■ WHAT IS EXPECTED ■
Extract each line of the records below that contains the word "categories".

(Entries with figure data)
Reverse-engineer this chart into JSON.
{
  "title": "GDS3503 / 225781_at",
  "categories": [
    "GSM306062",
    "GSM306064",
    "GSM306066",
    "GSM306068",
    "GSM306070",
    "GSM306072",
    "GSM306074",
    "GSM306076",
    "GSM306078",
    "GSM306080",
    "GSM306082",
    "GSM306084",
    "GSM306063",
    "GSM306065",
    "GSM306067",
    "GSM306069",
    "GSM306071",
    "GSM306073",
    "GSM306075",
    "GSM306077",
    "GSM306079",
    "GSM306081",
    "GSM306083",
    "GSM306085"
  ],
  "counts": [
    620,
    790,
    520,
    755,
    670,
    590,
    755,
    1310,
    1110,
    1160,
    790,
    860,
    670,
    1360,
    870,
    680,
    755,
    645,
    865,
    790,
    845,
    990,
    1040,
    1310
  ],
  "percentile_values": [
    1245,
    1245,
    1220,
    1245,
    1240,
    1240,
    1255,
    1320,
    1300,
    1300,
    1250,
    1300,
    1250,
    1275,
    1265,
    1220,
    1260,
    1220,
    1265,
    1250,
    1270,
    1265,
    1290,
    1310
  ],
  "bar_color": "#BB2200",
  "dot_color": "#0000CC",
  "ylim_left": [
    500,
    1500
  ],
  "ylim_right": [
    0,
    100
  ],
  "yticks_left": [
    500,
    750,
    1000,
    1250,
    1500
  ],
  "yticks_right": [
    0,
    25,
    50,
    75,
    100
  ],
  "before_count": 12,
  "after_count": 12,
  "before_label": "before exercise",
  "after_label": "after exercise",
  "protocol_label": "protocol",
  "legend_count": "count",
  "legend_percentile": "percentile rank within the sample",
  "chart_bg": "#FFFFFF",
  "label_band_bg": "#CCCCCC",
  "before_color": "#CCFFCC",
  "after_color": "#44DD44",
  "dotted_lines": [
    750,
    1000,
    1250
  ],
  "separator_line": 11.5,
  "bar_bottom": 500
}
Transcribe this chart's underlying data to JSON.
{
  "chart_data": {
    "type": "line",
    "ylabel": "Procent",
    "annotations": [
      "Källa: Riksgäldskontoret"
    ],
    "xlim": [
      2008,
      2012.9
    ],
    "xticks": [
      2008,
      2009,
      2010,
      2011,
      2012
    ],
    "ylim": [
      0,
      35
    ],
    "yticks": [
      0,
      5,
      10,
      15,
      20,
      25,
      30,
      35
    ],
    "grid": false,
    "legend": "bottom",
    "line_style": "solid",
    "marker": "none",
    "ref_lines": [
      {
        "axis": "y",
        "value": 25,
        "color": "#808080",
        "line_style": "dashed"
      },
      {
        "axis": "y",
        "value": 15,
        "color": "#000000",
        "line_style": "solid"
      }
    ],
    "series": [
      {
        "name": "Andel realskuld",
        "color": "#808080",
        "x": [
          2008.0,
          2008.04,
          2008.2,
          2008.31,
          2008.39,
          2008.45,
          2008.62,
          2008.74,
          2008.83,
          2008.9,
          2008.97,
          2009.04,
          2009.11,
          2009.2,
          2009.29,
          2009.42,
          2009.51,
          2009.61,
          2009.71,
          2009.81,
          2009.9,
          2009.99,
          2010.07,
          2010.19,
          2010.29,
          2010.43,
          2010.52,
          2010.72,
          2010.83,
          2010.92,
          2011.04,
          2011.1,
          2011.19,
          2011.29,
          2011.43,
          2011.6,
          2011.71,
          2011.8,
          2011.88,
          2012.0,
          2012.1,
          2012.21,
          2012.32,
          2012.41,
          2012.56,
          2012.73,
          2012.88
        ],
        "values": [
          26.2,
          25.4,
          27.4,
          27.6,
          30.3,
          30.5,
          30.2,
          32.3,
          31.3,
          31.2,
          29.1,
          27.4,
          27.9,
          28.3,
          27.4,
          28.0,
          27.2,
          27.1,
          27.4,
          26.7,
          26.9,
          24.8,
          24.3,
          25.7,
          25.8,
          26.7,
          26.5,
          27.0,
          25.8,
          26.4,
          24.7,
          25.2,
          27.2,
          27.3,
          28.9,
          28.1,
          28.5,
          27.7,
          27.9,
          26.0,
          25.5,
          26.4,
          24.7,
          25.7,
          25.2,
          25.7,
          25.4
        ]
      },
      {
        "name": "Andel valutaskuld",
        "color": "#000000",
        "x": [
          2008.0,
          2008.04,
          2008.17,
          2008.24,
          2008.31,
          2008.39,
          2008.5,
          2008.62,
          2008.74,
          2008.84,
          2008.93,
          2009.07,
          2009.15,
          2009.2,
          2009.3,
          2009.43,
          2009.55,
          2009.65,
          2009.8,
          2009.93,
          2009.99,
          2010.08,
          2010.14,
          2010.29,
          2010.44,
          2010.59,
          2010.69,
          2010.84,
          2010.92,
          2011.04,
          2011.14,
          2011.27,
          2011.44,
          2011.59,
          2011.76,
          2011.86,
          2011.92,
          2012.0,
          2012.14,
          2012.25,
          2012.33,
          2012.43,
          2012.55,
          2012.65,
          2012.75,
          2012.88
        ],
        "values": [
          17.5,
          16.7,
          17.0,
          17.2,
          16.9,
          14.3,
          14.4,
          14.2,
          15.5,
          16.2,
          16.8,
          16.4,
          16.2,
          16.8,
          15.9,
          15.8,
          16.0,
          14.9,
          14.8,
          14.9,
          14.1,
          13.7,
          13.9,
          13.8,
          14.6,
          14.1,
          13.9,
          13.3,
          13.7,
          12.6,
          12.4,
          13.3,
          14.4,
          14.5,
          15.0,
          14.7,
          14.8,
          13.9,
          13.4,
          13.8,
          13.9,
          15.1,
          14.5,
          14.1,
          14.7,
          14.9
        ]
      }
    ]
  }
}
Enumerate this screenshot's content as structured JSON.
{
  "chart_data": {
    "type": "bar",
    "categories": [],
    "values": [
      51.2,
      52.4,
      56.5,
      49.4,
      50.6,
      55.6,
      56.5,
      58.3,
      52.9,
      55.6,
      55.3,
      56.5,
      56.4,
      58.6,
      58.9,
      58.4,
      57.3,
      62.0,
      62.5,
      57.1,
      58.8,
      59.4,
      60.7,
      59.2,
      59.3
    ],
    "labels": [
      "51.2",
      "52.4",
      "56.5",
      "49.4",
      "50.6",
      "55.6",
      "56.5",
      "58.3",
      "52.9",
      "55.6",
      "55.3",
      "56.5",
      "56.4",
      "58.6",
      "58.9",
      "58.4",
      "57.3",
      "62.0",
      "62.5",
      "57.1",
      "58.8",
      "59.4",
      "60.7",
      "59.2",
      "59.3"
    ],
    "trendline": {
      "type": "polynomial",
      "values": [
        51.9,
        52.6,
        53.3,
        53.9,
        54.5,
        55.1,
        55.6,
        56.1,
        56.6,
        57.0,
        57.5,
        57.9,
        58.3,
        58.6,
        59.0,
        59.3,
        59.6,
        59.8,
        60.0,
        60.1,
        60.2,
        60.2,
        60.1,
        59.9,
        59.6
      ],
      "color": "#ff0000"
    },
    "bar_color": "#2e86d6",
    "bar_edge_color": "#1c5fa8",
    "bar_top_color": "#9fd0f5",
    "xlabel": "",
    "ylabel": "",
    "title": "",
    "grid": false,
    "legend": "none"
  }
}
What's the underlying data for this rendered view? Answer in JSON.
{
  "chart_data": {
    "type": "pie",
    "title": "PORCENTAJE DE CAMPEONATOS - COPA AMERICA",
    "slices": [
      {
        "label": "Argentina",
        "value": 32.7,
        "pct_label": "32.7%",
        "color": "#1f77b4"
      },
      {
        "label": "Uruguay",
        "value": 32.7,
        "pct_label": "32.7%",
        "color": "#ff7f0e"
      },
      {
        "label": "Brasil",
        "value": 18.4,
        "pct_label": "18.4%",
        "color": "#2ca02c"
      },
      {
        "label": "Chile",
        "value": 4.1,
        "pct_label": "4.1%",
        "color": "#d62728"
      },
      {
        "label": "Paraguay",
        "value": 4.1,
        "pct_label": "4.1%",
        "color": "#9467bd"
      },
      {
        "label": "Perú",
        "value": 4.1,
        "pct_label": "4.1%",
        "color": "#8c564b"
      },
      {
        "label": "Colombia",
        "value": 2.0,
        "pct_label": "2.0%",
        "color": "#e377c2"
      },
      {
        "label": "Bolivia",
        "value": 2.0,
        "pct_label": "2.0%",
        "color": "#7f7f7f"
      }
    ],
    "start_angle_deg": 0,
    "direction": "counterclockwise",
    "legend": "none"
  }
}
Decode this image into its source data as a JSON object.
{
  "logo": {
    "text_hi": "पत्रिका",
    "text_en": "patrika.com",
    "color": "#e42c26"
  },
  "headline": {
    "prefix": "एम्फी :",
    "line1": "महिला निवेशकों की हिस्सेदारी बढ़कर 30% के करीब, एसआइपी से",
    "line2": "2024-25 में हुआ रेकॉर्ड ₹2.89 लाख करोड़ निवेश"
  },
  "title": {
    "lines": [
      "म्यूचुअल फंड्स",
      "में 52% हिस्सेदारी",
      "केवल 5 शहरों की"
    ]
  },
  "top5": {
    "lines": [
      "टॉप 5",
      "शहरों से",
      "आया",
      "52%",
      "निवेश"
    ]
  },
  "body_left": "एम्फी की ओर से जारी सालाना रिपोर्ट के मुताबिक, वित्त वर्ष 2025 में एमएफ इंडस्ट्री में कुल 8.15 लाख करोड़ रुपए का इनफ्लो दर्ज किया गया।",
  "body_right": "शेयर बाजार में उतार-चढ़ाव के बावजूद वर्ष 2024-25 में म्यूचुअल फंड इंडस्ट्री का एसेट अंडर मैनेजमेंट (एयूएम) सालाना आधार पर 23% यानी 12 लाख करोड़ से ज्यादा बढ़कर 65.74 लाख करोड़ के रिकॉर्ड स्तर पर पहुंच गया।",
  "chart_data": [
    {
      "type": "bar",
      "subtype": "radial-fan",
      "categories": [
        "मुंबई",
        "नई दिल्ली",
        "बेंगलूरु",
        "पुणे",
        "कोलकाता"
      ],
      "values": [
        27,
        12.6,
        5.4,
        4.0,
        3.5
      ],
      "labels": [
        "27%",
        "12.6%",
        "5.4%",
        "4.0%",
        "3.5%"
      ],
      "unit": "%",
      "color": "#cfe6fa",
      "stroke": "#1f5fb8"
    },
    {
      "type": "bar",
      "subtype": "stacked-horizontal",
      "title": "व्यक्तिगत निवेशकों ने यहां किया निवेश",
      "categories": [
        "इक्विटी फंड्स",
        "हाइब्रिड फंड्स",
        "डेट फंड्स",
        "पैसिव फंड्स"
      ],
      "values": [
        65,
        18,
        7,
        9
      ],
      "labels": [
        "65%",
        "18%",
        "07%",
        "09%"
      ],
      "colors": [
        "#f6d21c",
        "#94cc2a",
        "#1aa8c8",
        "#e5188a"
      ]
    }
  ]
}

■ SOLUTION FOR THIS PROBLEM ■
  "categories": [
    "categories": [],
      "categories": [
      "categories": [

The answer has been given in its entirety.